### PROBLEMA BREVE 1:
Por favor, cita el fragmento de la crónica sobre la misa en San Juan de Letrán que va entre "En su homilía" y "del Señor Resucitado.", ambos incluidos.
### PROBLEMA BREVE 2:
Responde estas preguntas según la crónica sobre la misa en San Juan de Letrán:
(a) ¿A qué hora celebró el Papa la Santa Misa en la basílica?
(b) ¿Cuántos cardenales prestaron obediencia durante la misa por el inicio del Pontificado?
(c) ¿Cuánto tiempo le da Jesús a Tomás?

### TEXTO CITADO:

***

Refugiarme en las heridas del Amor de Jesús, Francisco en San Juan de Letrán
(RV).- El Domingo de la Divina Misericordia a las 17,30, en la basílica de San Juan
de Letrán el Papa Francisco celebró la Santa Misa con motivo de la toma de posesión
de la cátedra romana en su calidad de Obispo de Roma.
Tras la toma de posesión,
tuvo lugar el acto de la obediencia, por parte de una representación de la comunicad
eclesial romana. En efecto, mientras durante la misa por el inicio del Pontificado
prestaron obediencia seis cardenales - dos por cada una de las tres órdenes, episcopal,
presbiteral y diaconal, en representación de todo el Colegio Cardenalicio - en esta
ocasión, en la Catedral de la diócesis de Roma, prestaron la obediencia, en su calidad
de representantes, el Cardenal Vicario, Agostino Vallini, el Vicegerente con otro
Obispo auxiliar, un párroco, un vicepárroco, un diácono, un religioso, una religiosa,
una familia, y dos jóvenes (una muchacha y un muchacho).
En su homilía entre
otras cosas, el Obispo de Roma dijo: Queridos hermanos y hermanas: Con gran alegría
celebro por primera vez la Eucaristía en esta Basílica Lateranense, catedral del Obispo
de Roma. Saludo con sumo afecto al Cardenal Vicario, a los Obispos auxiliares, al
Presbiterio diocesano, a los Diáconos, a las Religiosas y Religiosos y a todos los
fieles laicos. Caminemos juntos a la luz del Señor Resucitado.
Celebramos
hoy el segundo domingo de Pascua, también llamado «de la Divina Misericordia». Qué
hermosa es esta realidad de fe para nuestra vida: la misericordia de Dios. Un amor
tan grande, tan profundo el que Dios nos tiene, un amor que no decae, que siempre
aferra nuestra mano y nos sostiene, nos levanta, nos guía.
Y recordó que en
el Evangelio de hoy, el apóstol Tomás experimenta precisamente esta misericordia de
Dios, que tiene un rostro concreto, el de Jesús, el de Jesús resucitado. Tomás no
se fía de lo que dicen los otros Apóstoles: «Hemos visto el Señor»; no le basta la
promesa de Jesús, que había anunciado: al tercer día resucitaré. Quiere ver, quiere
meter su mano en la señal de los clavos y del costado. ¿Cuál es la reacción de Jesús?
La paciencia: Jesús no abandona al terco Tomás en su incredulidad; le da una semana
de tiempo, no le cierra la puerta, espera. Y Tomás reconoce su propia pobreza, la
poca fe: «Señor mío y Dios mío»: con esta invocación simple, pero llena de fe, responde
a la paciencia de Jesús. Se deja envolver por la misericordia divina, la ve ante sí,
en las heridas de las manos y de los pies, en el costado abierto, y recobra la confianza:
es un hombre nuevo, ya no es incrédulo sino creyente.

***

### EXTRACTO DE DATOS:

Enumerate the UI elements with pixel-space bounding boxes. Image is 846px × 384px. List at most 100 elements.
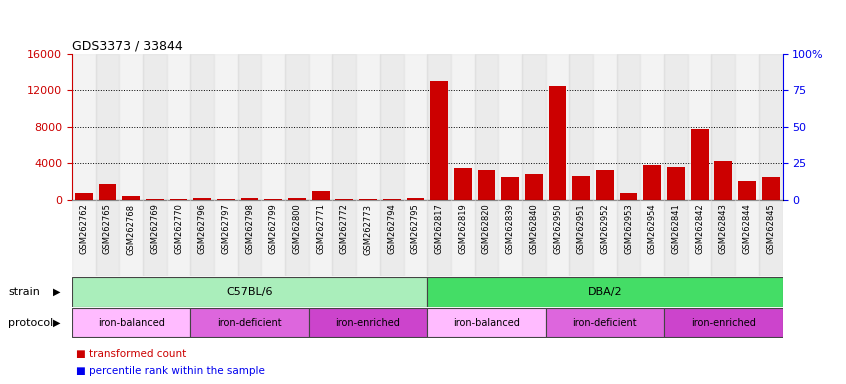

***

### RESPUESTA 1:
En su homilía entre
otras cosas, el Obispo de Roma dijo: Queridos hermanos y hermanas: Con gran alegría
celebro por primera vez la Eucaristía en esta Basílica Lateranense, catedral del Obispo
de Roma. Saludo con sumo afecto al Cardenal Vicario, a los Obispos auxiliares, al
Presbiterio diocesano, a los Diáconos, a las Religiosas y Religiosos y a todos los
fieles laicos. Caminemos juntos a la luz del Señor Resucitado.

### RESPUESTA 2:
(a) A las 17,30.
(b) Seis cardenales.
(c) Una semana.